WHAT TO PRODUCE: Copy all lines of the listing that include the string "true".

Entries from a visual dataset:
****************************************

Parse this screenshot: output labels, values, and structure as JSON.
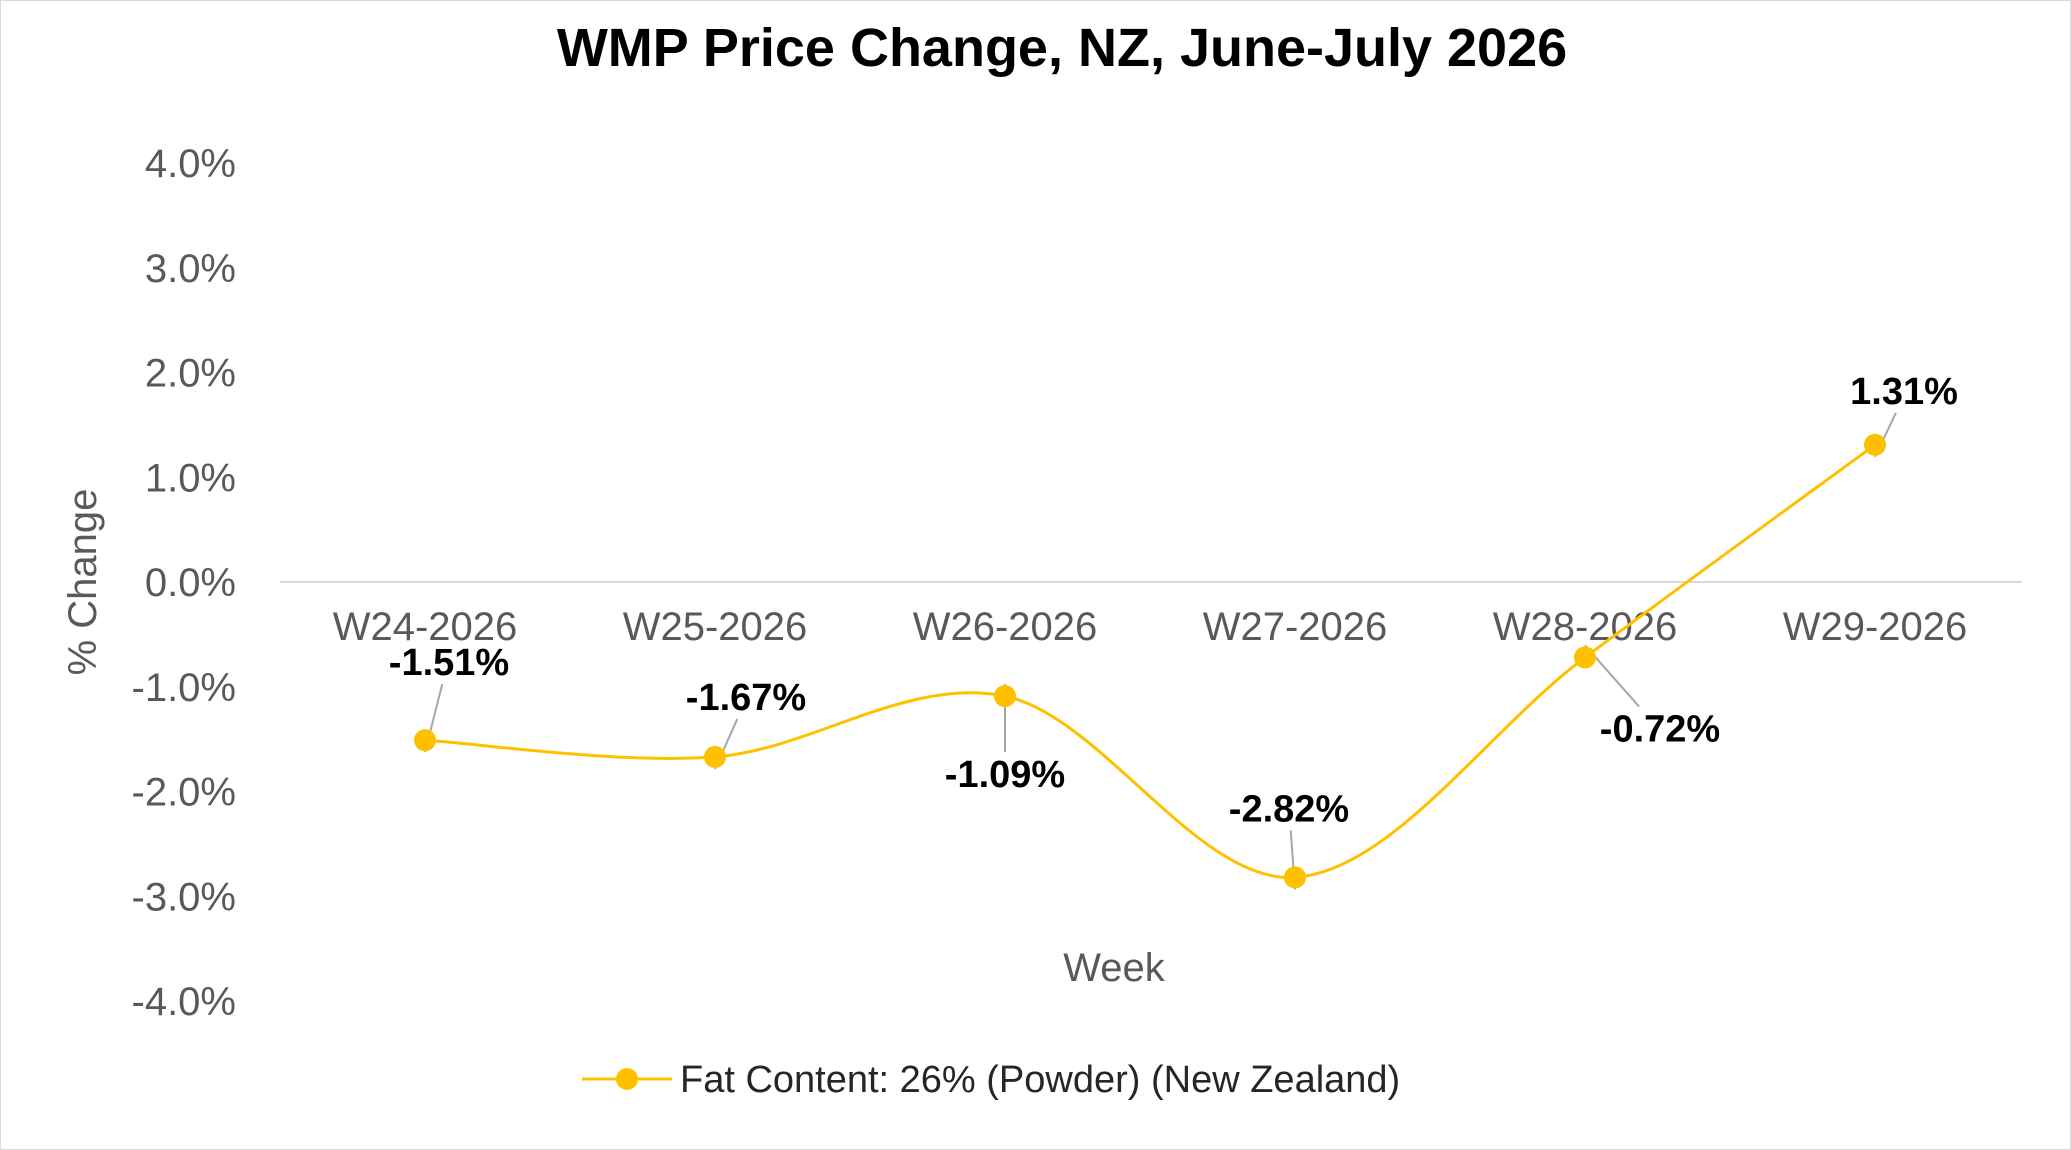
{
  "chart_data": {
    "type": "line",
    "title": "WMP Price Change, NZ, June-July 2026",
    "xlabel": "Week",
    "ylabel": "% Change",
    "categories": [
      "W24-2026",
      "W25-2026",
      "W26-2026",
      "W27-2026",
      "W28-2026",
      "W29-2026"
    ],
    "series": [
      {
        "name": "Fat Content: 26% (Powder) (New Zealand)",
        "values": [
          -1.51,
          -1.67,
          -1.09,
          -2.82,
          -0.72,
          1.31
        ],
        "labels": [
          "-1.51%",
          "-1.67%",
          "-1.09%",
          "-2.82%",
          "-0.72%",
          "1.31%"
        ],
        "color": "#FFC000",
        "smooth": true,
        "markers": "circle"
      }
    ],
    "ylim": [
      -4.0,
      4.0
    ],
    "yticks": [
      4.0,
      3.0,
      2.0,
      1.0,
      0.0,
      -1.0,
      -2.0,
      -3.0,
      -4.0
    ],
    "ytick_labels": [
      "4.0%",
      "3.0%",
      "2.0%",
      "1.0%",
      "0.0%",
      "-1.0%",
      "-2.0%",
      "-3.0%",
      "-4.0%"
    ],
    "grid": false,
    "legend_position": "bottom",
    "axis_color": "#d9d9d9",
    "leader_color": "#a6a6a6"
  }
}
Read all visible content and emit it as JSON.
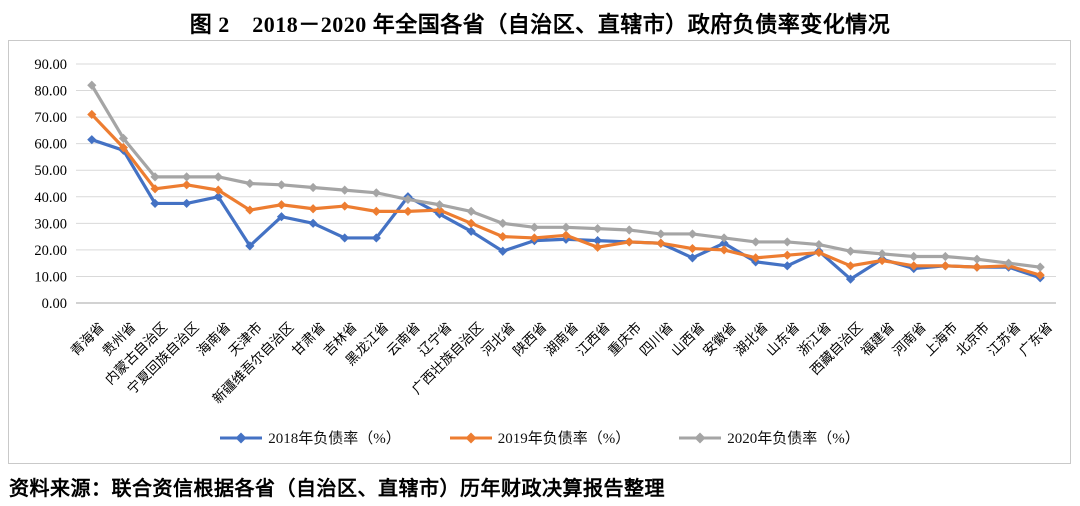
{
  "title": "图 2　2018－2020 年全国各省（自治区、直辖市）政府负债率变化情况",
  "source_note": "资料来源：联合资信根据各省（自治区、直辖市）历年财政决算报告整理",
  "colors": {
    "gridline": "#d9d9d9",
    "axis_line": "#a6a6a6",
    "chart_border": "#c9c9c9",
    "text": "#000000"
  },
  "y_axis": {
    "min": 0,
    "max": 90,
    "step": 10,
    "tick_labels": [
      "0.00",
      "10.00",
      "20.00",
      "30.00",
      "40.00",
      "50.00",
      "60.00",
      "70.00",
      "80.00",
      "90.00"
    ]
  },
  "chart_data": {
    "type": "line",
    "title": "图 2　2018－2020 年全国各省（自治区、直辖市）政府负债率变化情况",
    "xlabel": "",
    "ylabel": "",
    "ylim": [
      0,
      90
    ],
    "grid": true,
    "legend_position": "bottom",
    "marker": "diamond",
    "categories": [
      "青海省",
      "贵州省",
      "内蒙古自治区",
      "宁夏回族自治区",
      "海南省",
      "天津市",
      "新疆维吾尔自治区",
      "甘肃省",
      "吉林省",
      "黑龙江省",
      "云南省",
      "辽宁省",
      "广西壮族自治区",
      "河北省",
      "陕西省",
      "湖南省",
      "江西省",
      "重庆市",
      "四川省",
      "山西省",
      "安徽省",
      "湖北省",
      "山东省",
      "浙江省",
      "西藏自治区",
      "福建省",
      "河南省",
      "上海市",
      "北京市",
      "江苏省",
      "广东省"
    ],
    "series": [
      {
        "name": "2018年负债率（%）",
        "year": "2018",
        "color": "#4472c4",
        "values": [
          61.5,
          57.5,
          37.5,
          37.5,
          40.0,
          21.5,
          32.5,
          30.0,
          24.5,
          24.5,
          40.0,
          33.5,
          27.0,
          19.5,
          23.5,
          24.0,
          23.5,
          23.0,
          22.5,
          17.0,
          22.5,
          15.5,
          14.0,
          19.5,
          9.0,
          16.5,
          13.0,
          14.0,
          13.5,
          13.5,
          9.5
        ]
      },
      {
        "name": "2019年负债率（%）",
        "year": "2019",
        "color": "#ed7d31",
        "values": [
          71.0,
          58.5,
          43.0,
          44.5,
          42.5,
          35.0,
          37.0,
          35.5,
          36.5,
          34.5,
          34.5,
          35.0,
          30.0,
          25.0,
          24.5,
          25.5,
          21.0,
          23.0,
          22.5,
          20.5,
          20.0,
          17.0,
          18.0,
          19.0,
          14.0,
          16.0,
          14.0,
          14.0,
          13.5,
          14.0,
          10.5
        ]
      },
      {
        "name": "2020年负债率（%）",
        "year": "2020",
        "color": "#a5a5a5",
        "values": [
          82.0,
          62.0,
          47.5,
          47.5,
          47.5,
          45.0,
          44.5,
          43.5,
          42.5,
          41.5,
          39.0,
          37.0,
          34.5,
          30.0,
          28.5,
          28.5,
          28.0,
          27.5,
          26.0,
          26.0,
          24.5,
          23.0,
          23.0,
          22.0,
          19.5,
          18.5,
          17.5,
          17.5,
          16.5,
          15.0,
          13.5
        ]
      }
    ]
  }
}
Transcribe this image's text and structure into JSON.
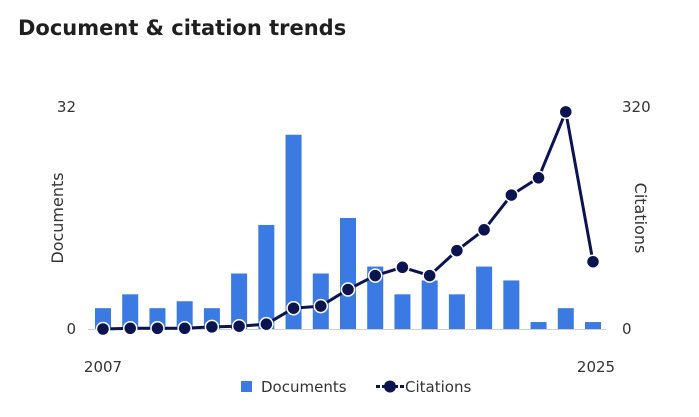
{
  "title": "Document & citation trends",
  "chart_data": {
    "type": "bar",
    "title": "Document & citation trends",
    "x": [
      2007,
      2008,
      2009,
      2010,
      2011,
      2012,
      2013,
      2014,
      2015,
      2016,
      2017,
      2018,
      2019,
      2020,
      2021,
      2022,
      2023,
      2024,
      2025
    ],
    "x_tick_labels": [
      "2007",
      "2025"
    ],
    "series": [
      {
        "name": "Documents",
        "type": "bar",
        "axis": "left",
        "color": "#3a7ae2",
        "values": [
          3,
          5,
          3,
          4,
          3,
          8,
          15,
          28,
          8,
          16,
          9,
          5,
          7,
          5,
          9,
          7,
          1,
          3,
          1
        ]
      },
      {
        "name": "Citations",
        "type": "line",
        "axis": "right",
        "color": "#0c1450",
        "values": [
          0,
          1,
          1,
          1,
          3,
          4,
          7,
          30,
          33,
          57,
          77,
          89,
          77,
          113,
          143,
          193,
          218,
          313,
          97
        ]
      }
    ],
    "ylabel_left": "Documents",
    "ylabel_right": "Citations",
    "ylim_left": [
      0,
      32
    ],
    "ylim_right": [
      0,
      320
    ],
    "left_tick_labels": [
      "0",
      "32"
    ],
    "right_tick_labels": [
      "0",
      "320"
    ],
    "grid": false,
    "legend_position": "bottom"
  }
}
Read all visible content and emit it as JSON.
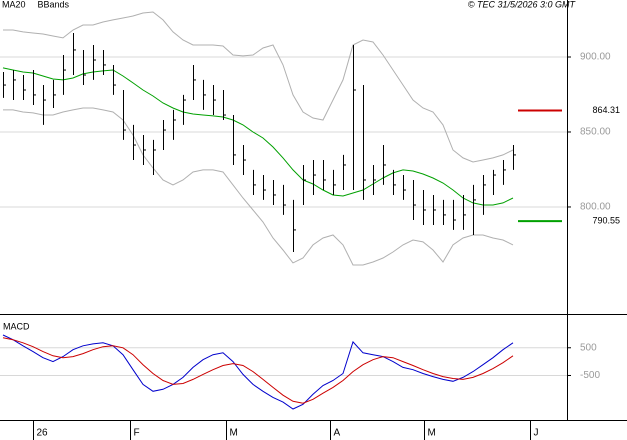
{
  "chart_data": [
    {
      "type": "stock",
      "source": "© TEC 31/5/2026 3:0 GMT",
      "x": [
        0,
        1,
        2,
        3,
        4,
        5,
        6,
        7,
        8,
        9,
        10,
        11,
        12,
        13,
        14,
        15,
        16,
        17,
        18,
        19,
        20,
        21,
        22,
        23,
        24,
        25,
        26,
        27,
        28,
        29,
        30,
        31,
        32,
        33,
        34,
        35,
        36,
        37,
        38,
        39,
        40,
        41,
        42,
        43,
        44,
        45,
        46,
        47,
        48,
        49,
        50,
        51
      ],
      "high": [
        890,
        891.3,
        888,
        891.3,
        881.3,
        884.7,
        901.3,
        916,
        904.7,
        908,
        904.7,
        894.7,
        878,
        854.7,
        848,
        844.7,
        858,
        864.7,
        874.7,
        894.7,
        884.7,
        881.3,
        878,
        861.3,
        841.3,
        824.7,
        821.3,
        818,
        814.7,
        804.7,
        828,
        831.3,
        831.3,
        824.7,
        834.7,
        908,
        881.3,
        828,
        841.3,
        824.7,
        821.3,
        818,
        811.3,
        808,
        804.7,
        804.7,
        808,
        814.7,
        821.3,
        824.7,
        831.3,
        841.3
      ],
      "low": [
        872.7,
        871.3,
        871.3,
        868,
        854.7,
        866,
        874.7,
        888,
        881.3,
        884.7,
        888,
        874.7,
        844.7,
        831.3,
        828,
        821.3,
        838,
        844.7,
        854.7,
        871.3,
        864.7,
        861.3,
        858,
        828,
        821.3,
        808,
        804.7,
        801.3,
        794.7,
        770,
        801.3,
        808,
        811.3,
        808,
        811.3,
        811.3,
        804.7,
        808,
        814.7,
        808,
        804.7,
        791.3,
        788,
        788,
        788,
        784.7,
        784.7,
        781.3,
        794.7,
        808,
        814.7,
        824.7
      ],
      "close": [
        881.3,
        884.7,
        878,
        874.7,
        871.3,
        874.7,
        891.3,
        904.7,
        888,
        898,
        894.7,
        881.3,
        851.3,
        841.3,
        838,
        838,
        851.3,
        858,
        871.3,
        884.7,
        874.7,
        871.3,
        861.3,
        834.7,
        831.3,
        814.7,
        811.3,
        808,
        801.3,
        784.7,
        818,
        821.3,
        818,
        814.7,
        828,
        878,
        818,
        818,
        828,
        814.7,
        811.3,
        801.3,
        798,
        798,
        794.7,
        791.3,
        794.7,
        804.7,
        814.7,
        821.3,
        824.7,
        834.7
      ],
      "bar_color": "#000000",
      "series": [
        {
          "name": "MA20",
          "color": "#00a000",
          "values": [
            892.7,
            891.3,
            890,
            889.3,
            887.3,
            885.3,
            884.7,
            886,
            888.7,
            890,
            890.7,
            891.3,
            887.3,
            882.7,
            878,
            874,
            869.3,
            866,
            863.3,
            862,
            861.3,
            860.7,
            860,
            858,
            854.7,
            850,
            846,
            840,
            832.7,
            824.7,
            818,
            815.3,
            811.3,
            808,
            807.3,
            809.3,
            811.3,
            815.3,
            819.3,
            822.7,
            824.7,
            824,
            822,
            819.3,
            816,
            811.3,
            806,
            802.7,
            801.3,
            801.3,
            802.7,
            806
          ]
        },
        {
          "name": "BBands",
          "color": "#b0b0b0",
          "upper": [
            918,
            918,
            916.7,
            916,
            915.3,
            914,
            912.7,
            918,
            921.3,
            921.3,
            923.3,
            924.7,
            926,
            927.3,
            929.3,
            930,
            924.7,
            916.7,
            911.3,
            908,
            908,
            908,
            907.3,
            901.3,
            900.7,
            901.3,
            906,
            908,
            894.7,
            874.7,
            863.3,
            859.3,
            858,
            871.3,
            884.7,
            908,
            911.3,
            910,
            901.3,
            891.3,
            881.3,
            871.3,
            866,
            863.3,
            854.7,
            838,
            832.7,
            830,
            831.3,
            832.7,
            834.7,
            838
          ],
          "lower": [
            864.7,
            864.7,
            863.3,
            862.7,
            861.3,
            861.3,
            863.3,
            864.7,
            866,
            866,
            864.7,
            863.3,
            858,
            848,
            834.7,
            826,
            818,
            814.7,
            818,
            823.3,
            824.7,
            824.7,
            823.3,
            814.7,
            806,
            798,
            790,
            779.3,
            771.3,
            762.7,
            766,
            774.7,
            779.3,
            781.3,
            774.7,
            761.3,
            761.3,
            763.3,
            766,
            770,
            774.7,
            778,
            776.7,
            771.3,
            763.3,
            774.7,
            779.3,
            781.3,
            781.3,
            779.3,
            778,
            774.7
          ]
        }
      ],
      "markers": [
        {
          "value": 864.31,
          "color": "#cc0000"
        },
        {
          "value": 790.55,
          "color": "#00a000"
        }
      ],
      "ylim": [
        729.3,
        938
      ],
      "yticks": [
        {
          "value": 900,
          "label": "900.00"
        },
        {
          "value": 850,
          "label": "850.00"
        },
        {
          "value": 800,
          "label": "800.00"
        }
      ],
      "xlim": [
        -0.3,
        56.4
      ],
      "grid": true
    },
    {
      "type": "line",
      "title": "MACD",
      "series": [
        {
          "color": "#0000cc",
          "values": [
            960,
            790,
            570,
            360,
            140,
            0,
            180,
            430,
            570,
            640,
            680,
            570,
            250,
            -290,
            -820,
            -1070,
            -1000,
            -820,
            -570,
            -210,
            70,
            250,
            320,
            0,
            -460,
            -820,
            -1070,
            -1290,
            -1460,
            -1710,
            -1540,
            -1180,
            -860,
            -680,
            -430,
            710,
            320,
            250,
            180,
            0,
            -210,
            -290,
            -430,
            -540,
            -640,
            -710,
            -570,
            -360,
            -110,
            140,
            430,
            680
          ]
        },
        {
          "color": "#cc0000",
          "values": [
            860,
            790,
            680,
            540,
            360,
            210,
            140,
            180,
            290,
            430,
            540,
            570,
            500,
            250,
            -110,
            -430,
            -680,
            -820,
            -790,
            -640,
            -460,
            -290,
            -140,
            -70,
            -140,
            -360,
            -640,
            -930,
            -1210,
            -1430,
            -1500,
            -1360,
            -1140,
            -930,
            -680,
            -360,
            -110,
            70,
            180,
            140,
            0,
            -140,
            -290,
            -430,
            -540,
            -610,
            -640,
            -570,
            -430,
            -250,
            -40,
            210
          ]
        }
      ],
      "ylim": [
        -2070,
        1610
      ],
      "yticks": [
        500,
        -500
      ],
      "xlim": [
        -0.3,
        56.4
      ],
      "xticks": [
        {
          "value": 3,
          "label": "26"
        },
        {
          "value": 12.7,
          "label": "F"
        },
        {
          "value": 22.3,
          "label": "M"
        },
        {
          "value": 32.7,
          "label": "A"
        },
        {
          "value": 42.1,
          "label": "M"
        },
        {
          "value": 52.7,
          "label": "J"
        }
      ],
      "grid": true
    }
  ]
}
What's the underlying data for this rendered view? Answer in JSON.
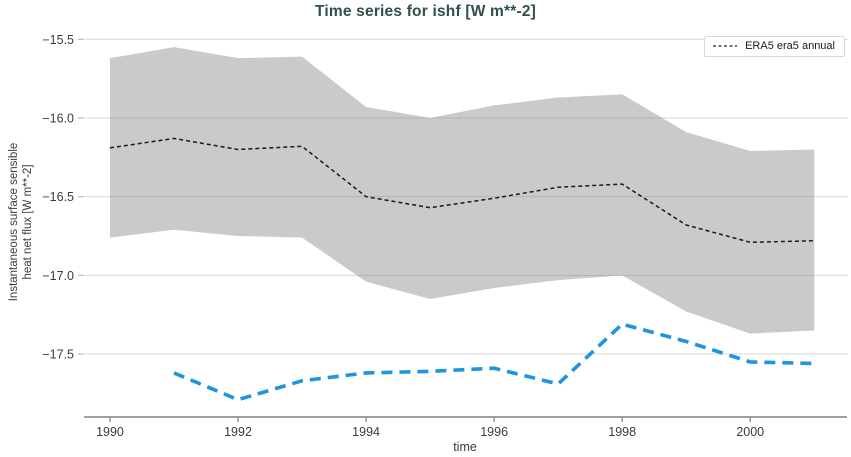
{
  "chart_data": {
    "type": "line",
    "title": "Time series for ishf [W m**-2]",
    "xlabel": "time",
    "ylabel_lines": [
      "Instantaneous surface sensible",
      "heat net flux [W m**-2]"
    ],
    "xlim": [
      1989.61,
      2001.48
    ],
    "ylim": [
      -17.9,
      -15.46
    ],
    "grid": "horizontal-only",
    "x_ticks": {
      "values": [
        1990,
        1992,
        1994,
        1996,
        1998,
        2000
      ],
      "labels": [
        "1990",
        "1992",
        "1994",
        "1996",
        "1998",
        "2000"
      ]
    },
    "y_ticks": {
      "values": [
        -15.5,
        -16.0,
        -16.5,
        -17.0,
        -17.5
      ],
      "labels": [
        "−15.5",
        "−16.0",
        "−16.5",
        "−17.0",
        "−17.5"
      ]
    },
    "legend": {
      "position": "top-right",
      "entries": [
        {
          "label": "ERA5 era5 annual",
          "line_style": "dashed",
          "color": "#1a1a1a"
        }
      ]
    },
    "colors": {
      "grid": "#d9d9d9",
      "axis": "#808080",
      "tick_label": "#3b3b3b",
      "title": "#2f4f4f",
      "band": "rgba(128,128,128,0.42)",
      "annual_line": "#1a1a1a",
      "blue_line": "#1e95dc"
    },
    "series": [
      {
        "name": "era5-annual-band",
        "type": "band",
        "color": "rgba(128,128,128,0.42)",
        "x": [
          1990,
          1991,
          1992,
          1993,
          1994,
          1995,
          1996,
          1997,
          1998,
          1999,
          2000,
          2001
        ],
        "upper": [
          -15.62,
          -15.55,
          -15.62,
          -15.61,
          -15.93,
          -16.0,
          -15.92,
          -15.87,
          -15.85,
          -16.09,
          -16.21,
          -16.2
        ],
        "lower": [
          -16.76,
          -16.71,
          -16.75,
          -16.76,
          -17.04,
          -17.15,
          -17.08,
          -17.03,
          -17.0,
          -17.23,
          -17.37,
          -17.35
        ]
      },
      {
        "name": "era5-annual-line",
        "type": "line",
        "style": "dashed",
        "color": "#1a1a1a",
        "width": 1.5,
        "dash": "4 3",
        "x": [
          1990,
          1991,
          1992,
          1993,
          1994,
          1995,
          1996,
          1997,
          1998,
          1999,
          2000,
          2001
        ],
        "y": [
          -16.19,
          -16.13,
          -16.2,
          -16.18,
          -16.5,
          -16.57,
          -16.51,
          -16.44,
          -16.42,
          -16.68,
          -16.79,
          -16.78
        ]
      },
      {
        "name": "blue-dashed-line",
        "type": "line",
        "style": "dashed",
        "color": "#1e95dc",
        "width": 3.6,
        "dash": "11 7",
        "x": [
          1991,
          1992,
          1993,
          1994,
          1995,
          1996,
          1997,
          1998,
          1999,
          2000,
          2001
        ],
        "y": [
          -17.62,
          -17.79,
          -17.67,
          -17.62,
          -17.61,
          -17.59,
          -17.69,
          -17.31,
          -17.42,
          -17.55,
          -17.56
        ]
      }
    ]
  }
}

****************************************

CORRECT RESULT:
        "smooth": true,
    "grid": true,
      "grid": true
      "grid": true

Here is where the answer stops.